Task brief -
In the listing, update the part that opens with the line containing "chevron-down-icon[interactable]: ⌄ (1214, 123, 1223, 136)" and closes with the line containing "close-tab-icon[interactable]: ✕ (529, 10, 543, 23)" by replacing "close-tab-icon" with "tab-close-button". Give back only those lines, with nothing else changed.
********
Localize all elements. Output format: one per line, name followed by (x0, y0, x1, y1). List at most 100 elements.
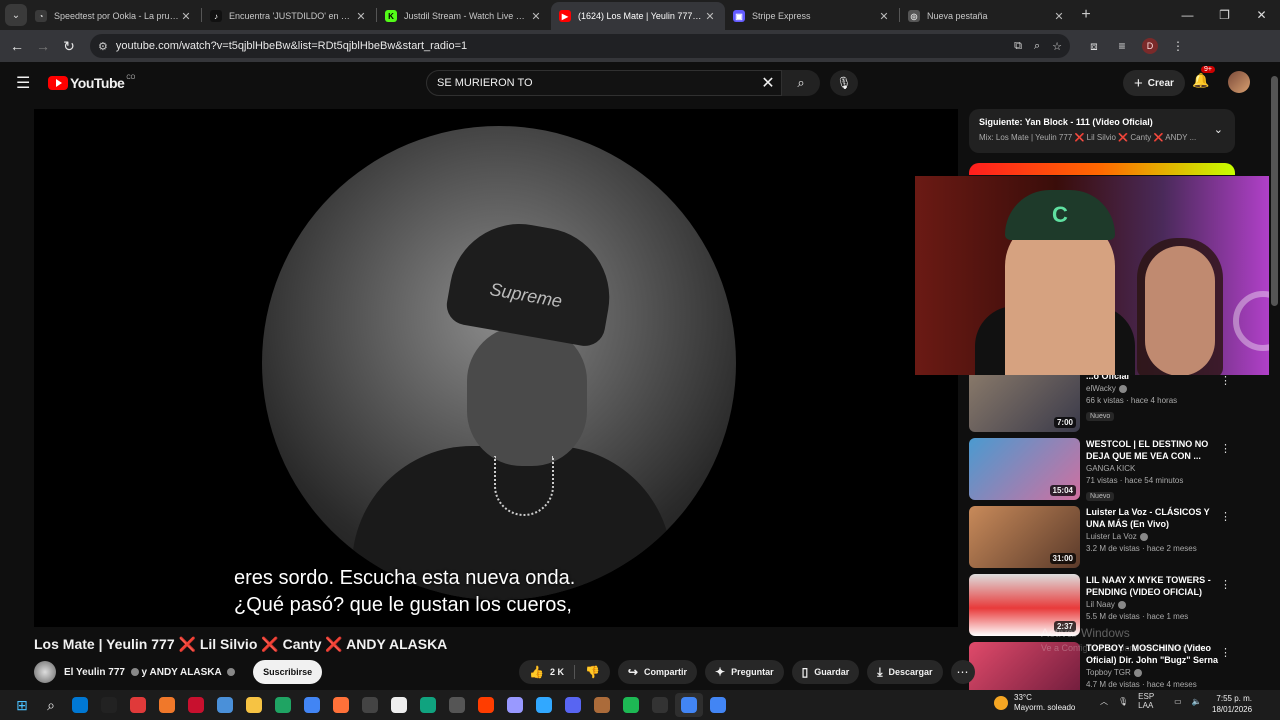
chevron-down-icon[interactable]: ⌄ (1214, 123, 1223, 136)
picture-in-picture-stream[interactable]: C (915, 176, 1269, 375)
search-icon[interactable]: ⌕ (37, 693, 65, 717)
close-tab-icon[interactable]: ✕ (354, 10, 368, 23)
close-tab-icon[interactable]: ✕ (529, 10, 543, 23)
weather-widget[interactable]: 33°C Mayorm. soleado (994, 693, 1075, 713)
account-avatar[interactable] (1228, 71, 1250, 93)
video-captions: eres sordo. Escucha esta nueva onda. ¿Qu… (234, 567, 576, 616)
taskbar-app-icon[interactable] (472, 693, 500, 717)
video-thumbnail[interactable]: 7:00 (969, 370, 1080, 432)
site-info-icon[interactable]: ⚙ (98, 40, 108, 53)
video-player[interactable]: Supreme eres sordo. Escucha esta nueva o… (34, 109, 958, 627)
bookmark-star-icon[interactable]: ☆ (1052, 40, 1062, 53)
clock[interactable]: 7:55 p. m. 18/01/2026 (1212, 693, 1252, 715)
new-tab-button[interactable]: + (1074, 6, 1098, 24)
playlist-next-card[interactable]: Siguiente: Yan Block - 111 (Video Oficia… (969, 109, 1235, 153)
download-button[interactable]: ⤓ Descargar (867, 660, 943, 684)
back-icon[interactable]: ← (4, 38, 30, 54)
more-options-icon[interactable]: ⋮ (1220, 646, 1231, 659)
taskbar-app-icon[interactable] (211, 693, 239, 717)
search-input[interactable]: SE MURIERON TO ✕ (426, 70, 782, 96)
search-icon[interactable]: ⌕ (782, 70, 820, 96)
related-video[interactable]: 15:04 WESTCOL | EL DESTINO NO DEJA QUE M… (969, 438, 1269, 506)
related-video[interactable]: 7:00 ...o Oficial elWacky 66 k vistas · … (969, 370, 1269, 438)
taskbar-app-icon[interactable] (530, 693, 558, 717)
taskbar-app-icon[interactable] (124, 693, 152, 717)
taskbar-app-icon[interactable] (646, 693, 674, 717)
forward-icon[interactable]: → (30, 38, 56, 54)
restore-icon[interactable]: ❐ (1206, 0, 1243, 30)
taskbar-app-icon[interactable] (501, 693, 529, 717)
chrome-icon: ◎ (908, 10, 920, 22)
reload-icon[interactable]: ↻ (56, 38, 82, 55)
taskbar-app-icon[interactable] (269, 693, 297, 717)
taskbar-app-icon[interactable] (588, 693, 616, 717)
media-controls-icon[interactable]: ≡ (1108, 39, 1136, 53)
taskbar-app-icon[interactable] (675, 693, 703, 717)
browser-tab[interactable]: ♪Encuentra 'JUSTDILDO' en TikTok |✕ (202, 2, 376, 30)
zoom-icon[interactable]: ⌕ (1034, 40, 1040, 53)
more-options-icon[interactable]: ⋮ (1220, 510, 1231, 523)
more-options-icon[interactable]: ⋮ (1220, 442, 1231, 455)
like-button[interactable]: 👍 2 K 👎 (519, 660, 610, 684)
more-actions-icon[interactable]: ⋯ (950, 660, 975, 684)
thumbs-up-icon: 👍 (529, 665, 544, 679)
taskbar-app-icon[interactable] (414, 693, 442, 717)
close-window-icon[interactable]: ✕ (1243, 0, 1280, 30)
install-app-icon[interactable]: ⧉ (1014, 40, 1022, 53)
share-button[interactable]: ↪ Compartir (617, 660, 697, 684)
taskbar-app-icon[interactable] (443, 693, 471, 717)
start-icon[interactable]: ⊞ (8, 693, 36, 717)
close-tab-icon[interactable]: ✕ (703, 10, 717, 23)
notifications-icon[interactable]: 🔔 9+ (1192, 66, 1215, 89)
create-button[interactable]: + Crear (1123, 70, 1185, 96)
video-thumbnail[interactable]: 15:04 (969, 438, 1080, 500)
scrollbar[interactable] (1271, 76, 1278, 306)
taskbar-app-icon[interactable] (182, 693, 210, 717)
language-indicator[interactable]: ESP LAA (1138, 692, 1164, 710)
tiktok-icon: ♪ (210, 10, 222, 22)
taskbar-app-icon[interactable] (385, 693, 413, 717)
tab-search-icon[interactable]: ⌄ (5, 4, 27, 26)
clear-search-icon[interactable]: ✕ (755, 73, 781, 93)
url-input[interactable]: ⚙ youtube.com/watch?v=t5qjblHbeBw&list=R… (90, 34, 1070, 58)
taskbar-app-icon[interactable] (298, 693, 326, 717)
close-tab-icon[interactable]: ✕ (179, 10, 193, 23)
profile-avatar[interactable]: D (1142, 38, 1158, 54)
minimize-icon[interactable]: — (1169, 0, 1206, 30)
subscribe-button[interactable]: Suscribirse (253, 660, 323, 684)
more-options-icon[interactable]: ⋮ (1220, 374, 1231, 387)
browser-tab[interactable]: ◎ Nueva pestaña ✕ (900, 2, 1074, 30)
taskbar-app-icon[interactable] (559, 693, 587, 717)
taskbar-app-icon[interactable] (240, 693, 268, 717)
browser-tab[interactable]: ▣ Stripe Express ✕ (725, 2, 899, 30)
ask-button[interactable]: ✦ Preguntar (705, 660, 784, 684)
taskbar-app-icon[interactable] (704, 693, 732, 717)
taskbar-app-icon[interactable] (356, 693, 384, 717)
taskbar-app-icon[interactable] (95, 693, 123, 717)
browser-tab[interactable]: KJustdil Stream - Watch Live on Kick✕ (377, 2, 551, 30)
more-options-icon[interactable]: ⋮ (1220, 578, 1231, 591)
hamburger-menu-icon[interactable]: ☰ (16, 73, 40, 93)
related-video[interactable]: 31:00 Luister La Voz - CLÁSICOS Y UNA MÁ… (969, 506, 1269, 574)
browser-tab[interactable]: ◔Speedtest por Ookla - La prueba de✕ (27, 2, 201, 30)
close-tab-icon[interactable]: ✕ (877, 10, 891, 23)
microphone-icon[interactable]: 🎙 (830, 70, 858, 96)
channel-avatar[interactable] (34, 661, 56, 683)
taskbar-app-icon[interactable] (153, 693, 181, 717)
network-icon[interactable]: ▭ (1174, 697, 1182, 706)
close-tab-icon[interactable]: ✕ (1052, 10, 1066, 23)
taskbar-app-icon[interactable] (617, 693, 645, 717)
browser-tab-active[interactable]: ▶(1624) Los Mate | Yeulin 777 ❌ Lil✕ (551, 2, 725, 30)
taskbar-app-icon[interactable] (327, 693, 355, 717)
browser-menu-icon[interactable]: ⋮ (1164, 39, 1192, 53)
channel-name[interactable]: El Yeulin 777 y ANDY ALASKA (64, 667, 236, 678)
extensions-icon[interactable]: ⧈ (1080, 39, 1108, 54)
taskbar-app-icon[interactable] (66, 693, 94, 717)
dislike-button[interactable]: 👎 (573, 665, 610, 679)
microphone-tray-icon[interactable]: 🎙 (1118, 697, 1128, 706)
save-button[interactable]: ▯ Guardar (791, 660, 860, 684)
video-thumbnail[interactable]: 31:00 (969, 506, 1080, 568)
youtube-logo[interactable]: YouTube CO (48, 75, 135, 91)
tray-chevron-icon[interactable]: ︿ (1100, 696, 1108, 707)
volume-icon[interactable]: 🔈 (1192, 697, 1202, 706)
********
Solution -
chevron-down-icon[interactable]: ⌄ (1214, 123, 1223, 136)
picture-in-picture-stream[interactable]: C (915, 176, 1269, 375)
search-icon[interactable]: ⌕ (37, 693, 65, 717)
tab-close-button[interactable]: ✕ (354, 10, 368, 23)
tab-close-button[interactable]: ✕ (529, 10, 543, 23)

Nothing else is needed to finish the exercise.